● **Task to carry out**
What follows is a set of entries. Repeat them exactly, but not their pictures.

● **Data supplied**
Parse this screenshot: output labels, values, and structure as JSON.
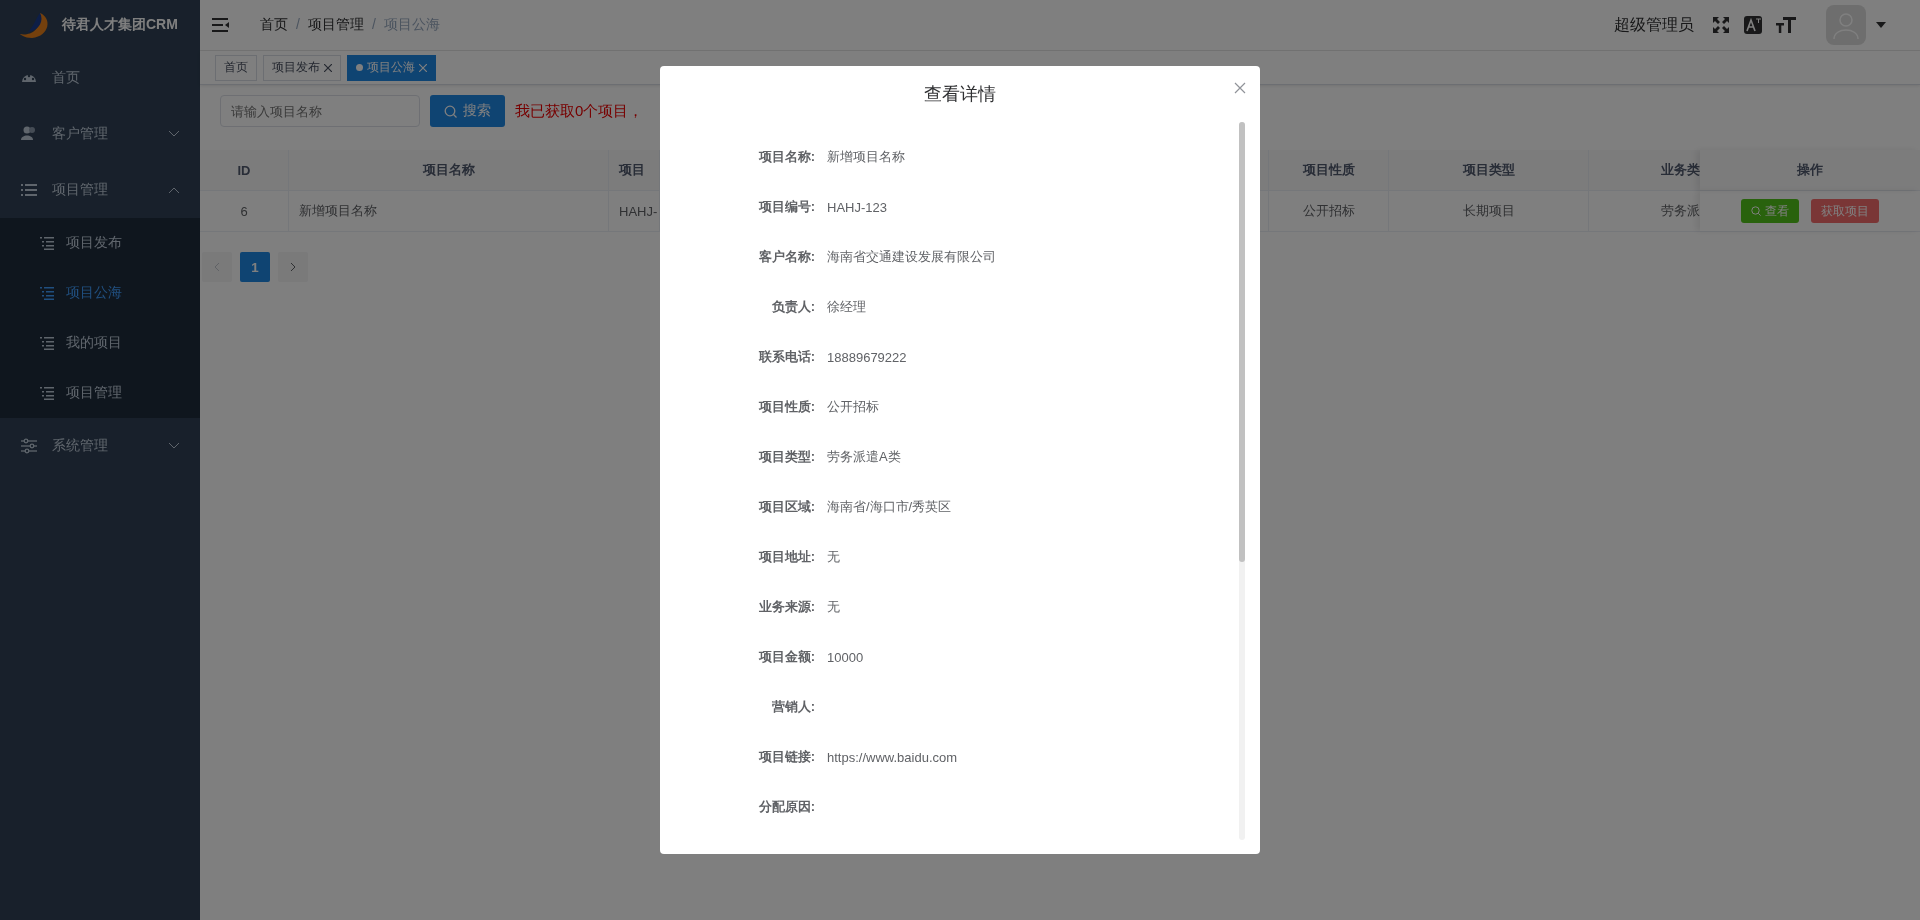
{
  "sidebar": {
    "logo_text": "待君人才集团CRM",
    "items": [
      {
        "label": "首页",
        "kind": "link"
      },
      {
        "label": "客户管理",
        "kind": "group",
        "expanded": false
      },
      {
        "label": "项目管理",
        "kind": "group",
        "expanded": true,
        "children": [
          {
            "label": "项目发布",
            "selected": false
          },
          {
            "label": "项目公海",
            "selected": true
          },
          {
            "label": "我的项目",
            "selected": false
          },
          {
            "label": "项目管理",
            "selected": false
          }
        ]
      },
      {
        "label": "系统管理",
        "kind": "group",
        "expanded": false
      }
    ]
  },
  "header": {
    "breadcrumb": [
      "首页",
      "项目管理",
      "项目公海"
    ],
    "breadcrumb_separator": "/",
    "user": "超级管理员"
  },
  "tags": [
    {
      "label": "首页",
      "selected": false,
      "closable": false
    },
    {
      "label": "项目发布",
      "selected": false,
      "closable": true
    },
    {
      "label": "项目公海",
      "selected": true,
      "closable": true
    }
  ],
  "search": {
    "placeholder": "请输入项目名称",
    "button": "搜索",
    "notice": "我已获取0个项目，"
  },
  "table": {
    "columns": [
      "ID",
      "项目名称",
      "项目",
      "项目性质",
      "项目类型",
      "业务类",
      "操作"
    ],
    "rows": [
      {
        "cells": [
          "6",
          "新增项目名称",
          "HAHJ-",
          "公开招标",
          "长期项目",
          "劳务派"
        ],
        "actions": [
          {
            "label": "查看",
            "kind": "view"
          },
          {
            "label": "获取项目",
            "kind": "take"
          }
        ]
      }
    ]
  },
  "pagination": {
    "pages": [
      {
        "label": "1",
        "selected": true
      }
    ]
  },
  "modal": {
    "title": "查看详情",
    "fields": [
      {
        "label": "项目名称:",
        "value": "新增项目名称"
      },
      {
        "label": "项目编号:",
        "value": "HAHJ-123"
      },
      {
        "label": "客户名称:",
        "value": "海南省交通建设发展有限公司"
      },
      {
        "label": "负责人:",
        "value": "徐经理"
      },
      {
        "label": "联系电话:",
        "value": "18889679222"
      },
      {
        "label": "项目性质:",
        "value": "公开招标"
      },
      {
        "label": "项目类型:",
        "value": "劳务派遣A类"
      },
      {
        "label": "项目区域:",
        "value": "海南省/海口市/秀英区"
      },
      {
        "label": "项目地址:",
        "value": "无"
      },
      {
        "label": "业务来源:",
        "value": "无"
      },
      {
        "label": "项目金额:",
        "value": "10000"
      },
      {
        "label": "营销人:"
      },
      {
        "label": "项目链接:",
        "value": "https://www.baidu.com"
      },
      {
        "label": "分配原因:"
      }
    ]
  }
}
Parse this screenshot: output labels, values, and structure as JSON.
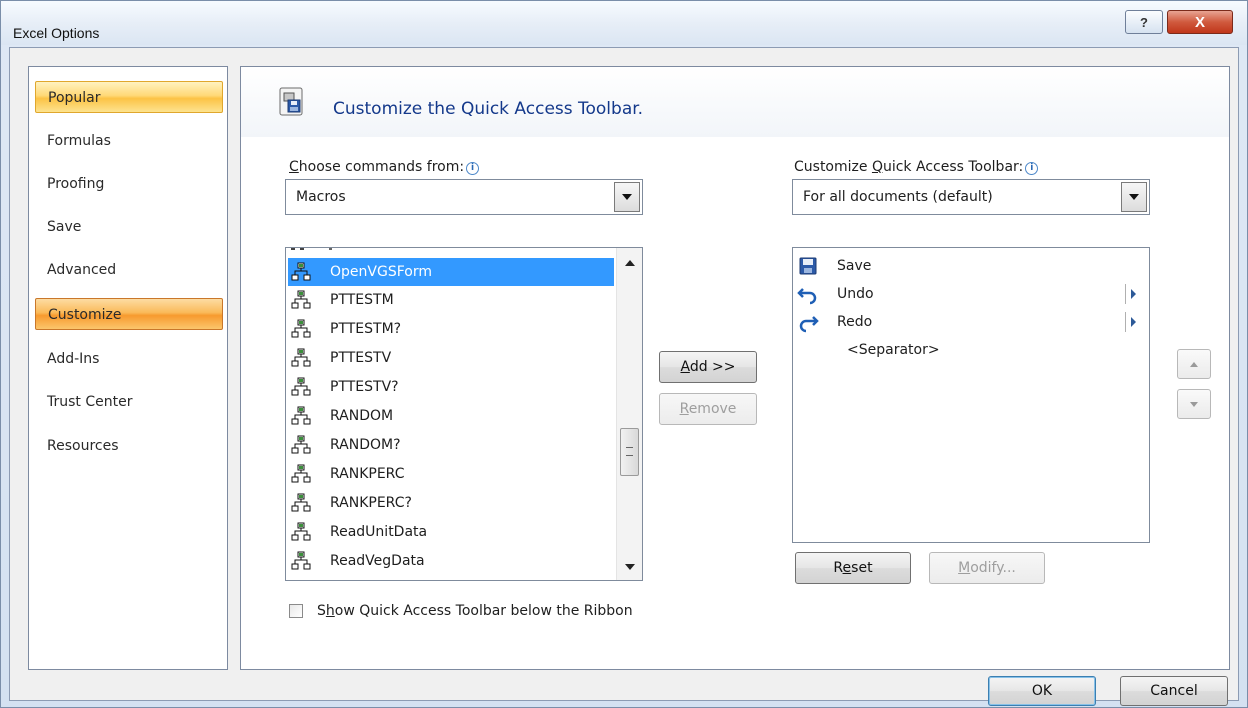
{
  "window": {
    "title": "Excel Options",
    "help_glyph": "?",
    "close_glyph": "X"
  },
  "nav": {
    "items": [
      {
        "label": "Popular",
        "state": "selected"
      },
      {
        "label": "Formulas"
      },
      {
        "label": "Proofing"
      },
      {
        "label": "Save"
      },
      {
        "label": "Advanced"
      },
      {
        "label": "Customize",
        "state": "active"
      },
      {
        "label": "Add-Ins"
      },
      {
        "label": "Trust Center"
      },
      {
        "label": "Resources"
      }
    ]
  },
  "header": {
    "title": "Customize the Quick Access Toolbar.",
    "icon": "customize-toolbar-icon"
  },
  "choose": {
    "label_pre": "",
    "label_key": "C",
    "label_post": "hoose commands from:",
    "value": "Macros"
  },
  "commands": {
    "items": [
      {
        "label": "OpenVGSForm",
        "selected": true
      },
      {
        "label": "PTTESTM"
      },
      {
        "label": "PTTESTM?"
      },
      {
        "label": "PTTESTV"
      },
      {
        "label": "PTTESTV?"
      },
      {
        "label": "RANDOM"
      },
      {
        "label": "RANDOM?"
      },
      {
        "label": "RANKPERC"
      },
      {
        "label": "RANKPERC?"
      },
      {
        "label": "ReadUnitData"
      },
      {
        "label": "ReadVegData"
      }
    ],
    "icon": "macro-icon"
  },
  "actions": {
    "add_key": "A",
    "add_rest": "dd >>",
    "remove_key": "R",
    "remove_rest": "emove"
  },
  "customize": {
    "label_pre": "Customize ",
    "label_key": "Q",
    "label_post": "uick Access Toolbar:",
    "value": "For all documents (default)"
  },
  "toolbar_items": {
    "items": [
      {
        "label": "Save",
        "icon": "save-icon"
      },
      {
        "label": "Undo",
        "icon": "undo-icon",
        "has_dropdown": true
      },
      {
        "label": "Redo",
        "icon": "redo-icon",
        "has_dropdown": true
      },
      {
        "label": "<Separator>"
      }
    ]
  },
  "bottom_actions": {
    "reset_pre": "R",
    "reset_key": "e",
    "reset_post": "set",
    "modify_key": "M",
    "modify_rest": "odify..."
  },
  "show_below": {
    "pre": "S",
    "key": "h",
    "post": "ow Quick Access Toolbar below the Ribbon",
    "checked": false
  },
  "footer": {
    "ok_label": "OK",
    "cancel_label": "Cancel"
  }
}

● **Expected answer**
Parse this screenshot: output labels, values, and structure as JSON.
{
  "sidebar": {
    "logo_text": "待君人才集团CRM",
    "items": [
      {
        "label": "首页",
        "kind": "link"
      },
      {
        "label": "客户管理",
        "kind": "group",
        "expanded": false
      },
      {
        "label": "项目管理",
        "kind": "group",
        "expanded": true,
        "children": [
          {
            "label": "项目发布",
            "selected": false
          },
          {
            "label": "项目公海",
            "selected": true
          },
          {
            "label": "我的项目",
            "selected": false
          },
          {
            "label": "项目管理",
            "selected": false
          }
        ]
      },
      {
        "label": "系统管理",
        "kind": "group",
        "expanded": false
      }
    ]
  },
  "header": {
    "breadcrumb": [
      "首页",
      "项目管理",
      "项目公海"
    ],
    "breadcrumb_separator": "/",
    "user": "超级管理员"
  },
  "tags": [
    {
      "label": "首页",
      "selected": false,
      "closable": false
    },
    {
      "label": "项目发布",
      "selected": false,
      "closable": true
    },
    {
      "label": "项目公海",
      "selected": true,
      "closable": true
    }
  ],
  "search": {
    "placeholder": "请输入项目名称",
    "button": "搜索",
    "notice": "我已获取0个项目，"
  },
  "table": {
    "columns": [
      "ID",
      "项目名称",
      "项目",
      "项目性质",
      "项目类型",
      "业务类",
      "操作"
    ],
    "rows": [
      {
        "cells": [
          "6",
          "新增项目名称",
          "HAHJ-",
          "公开招标",
          "长期项目",
          "劳务派"
        ],
        "actions": [
          {
            "label": "查看",
            "kind": "view"
          },
          {
            "label": "获取项目",
            "kind": "take"
          }
        ]
      }
    ]
  },
  "pagination": {
    "pages": [
      {
        "label": "1",
        "selected": true
      }
    ]
  },
  "modal": {
    "title": "查看详情",
    "fields": [
      {
        "label": "项目名称:",
        "value": "新增项目名称"
      },
      {
        "label": "项目编号:",
        "value": "HAHJ-123"
      },
      {
        "label": "客户名称:",
        "value": "海南省交通建设发展有限公司"
      },
      {
        "label": "负责人:",
        "value": "徐经理"
      },
      {
        "label": "联系电话:",
        "value": "18889679222"
      },
      {
        "label": "项目性质:",
        "value": "公开招标"
      },
      {
        "label": "项目类型:",
        "value": "劳务派遣A类"
      },
      {
        "label": "项目区域:",
        "value": "海南省/海口市/秀英区"
      },
      {
        "label": "项目地址:",
        "value": "无"
      },
      {
        "label": "业务来源:",
        "value": "无"
      },
      {
        "label": "项目金额:",
        "value": "10000"
      },
      {
        "label": "营销人:"
      },
      {
        "label": "项目链接:",
        "value": "https://www.baidu.com"
      },
      {
        "label": "分配原因:"
      }
    ]
  }
}
Parse this screenshot: output labels, values, and structure as JSON.
{
  "window": {
    "title": "Excel Options",
    "help_glyph": "?",
    "close_glyph": "X"
  },
  "nav": {
    "items": [
      {
        "label": "Popular",
        "state": "selected"
      },
      {
        "label": "Formulas"
      },
      {
        "label": "Proofing"
      },
      {
        "label": "Save"
      },
      {
        "label": "Advanced"
      },
      {
        "label": "Customize",
        "state": "active"
      },
      {
        "label": "Add-Ins"
      },
      {
        "label": "Trust Center"
      },
      {
        "label": "Resources"
      }
    ]
  },
  "header": {
    "title": "Customize the Quick Access Toolbar.",
    "icon": "customize-toolbar-icon"
  },
  "choose": {
    "label_pre": "",
    "label_key": "C",
    "label_post": "hoose commands from:",
    "value": "Macros"
  },
  "commands": {
    "items": [
      {
        "label": "OpenVGSForm",
        "selected": true
      },
      {
        "label": "PTTESTM"
      },
      {
        "label": "PTTESTM?"
      },
      {
        "label": "PTTESTV"
      },
      {
        "label": "PTTESTV?"
      },
      {
        "label": "RANDOM"
      },
      {
        "label": "RANDOM?"
      },
      {
        "label": "RANKPERC"
      },
      {
        "label": "RANKPERC?"
      },
      {
        "label": "ReadUnitData"
      },
      {
        "label": "ReadVegData"
      }
    ],
    "icon": "macro-icon"
  },
  "actions": {
    "add_key": "A",
    "add_rest": "dd >>",
    "remove_key": "R",
    "remove_rest": "emove"
  },
  "customize": {
    "label_pre": "Customize ",
    "label_key": "Q",
    "label_post": "uick Access Toolbar:",
    "value": "For all documents (default)"
  },
  "toolbar_items": {
    "items": [
      {
        "label": "Save",
        "icon": "save-icon"
      },
      {
        "label": "Undo",
        "icon": "undo-icon",
        "has_dropdown": true
      },
      {
        "label": "Redo",
        "icon": "redo-icon",
        "has_dropdown": true
      },
      {
        "label": "<Separator>"
      }
    ]
  },
  "bottom_actions": {
    "reset_pre": "R",
    "reset_key": "e",
    "reset_post": "set",
    "modify_key": "M",
    "modify_rest": "odify..."
  },
  "show_below": {
    "pre": "S",
    "key": "h",
    "post": "ow Quick Access Toolbar below the Ribbon",
    "checked": false
  },
  "footer": {
    "ok_label": "OK",
    "cancel_label": "Cancel"
  }
}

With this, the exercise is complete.